══ Exercise inputs ══

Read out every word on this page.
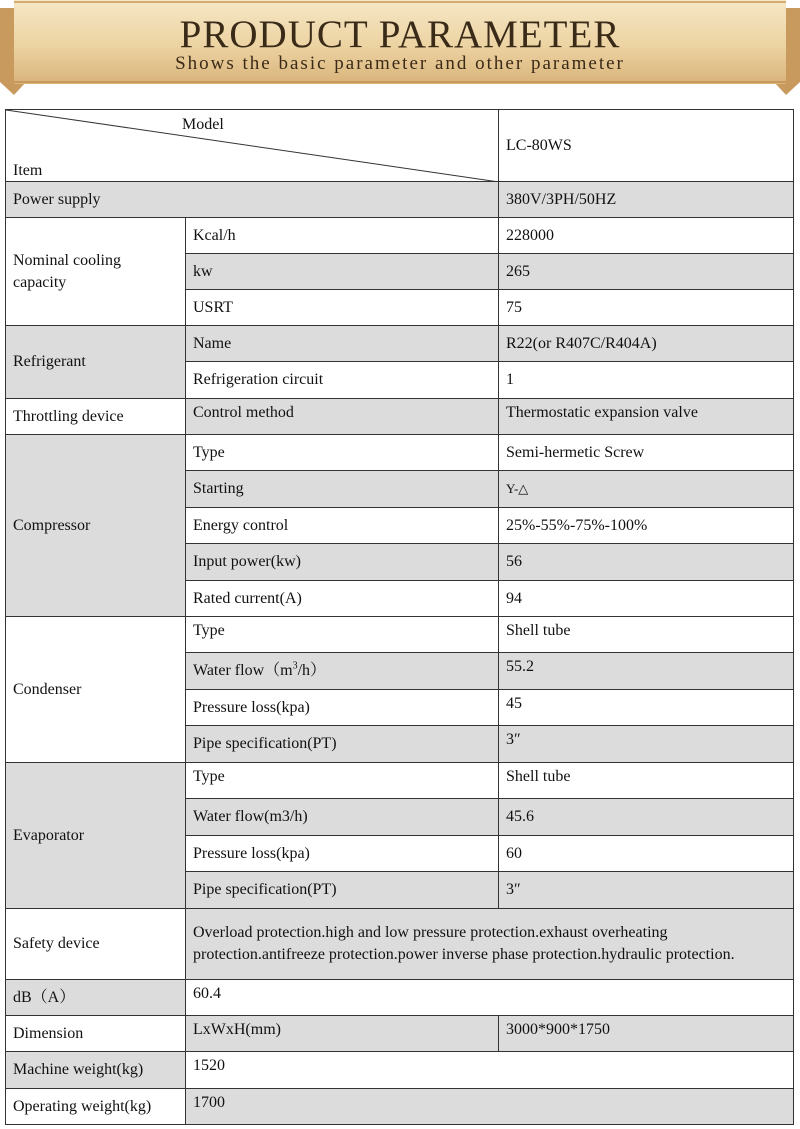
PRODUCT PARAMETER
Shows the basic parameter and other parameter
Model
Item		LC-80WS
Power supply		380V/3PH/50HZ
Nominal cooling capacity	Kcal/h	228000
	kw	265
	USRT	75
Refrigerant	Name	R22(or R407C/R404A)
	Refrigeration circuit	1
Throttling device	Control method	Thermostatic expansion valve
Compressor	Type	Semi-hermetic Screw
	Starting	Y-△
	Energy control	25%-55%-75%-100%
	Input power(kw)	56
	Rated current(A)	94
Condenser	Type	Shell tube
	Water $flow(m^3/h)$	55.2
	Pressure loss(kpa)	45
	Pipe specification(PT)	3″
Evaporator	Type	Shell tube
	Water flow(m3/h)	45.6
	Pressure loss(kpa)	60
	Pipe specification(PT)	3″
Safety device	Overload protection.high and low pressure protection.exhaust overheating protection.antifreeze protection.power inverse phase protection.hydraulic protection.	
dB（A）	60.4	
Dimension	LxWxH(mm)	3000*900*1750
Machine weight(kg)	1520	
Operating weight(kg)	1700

═══

Your task is to report how many lines of the material include the string "flow". Give the number and no other words.

2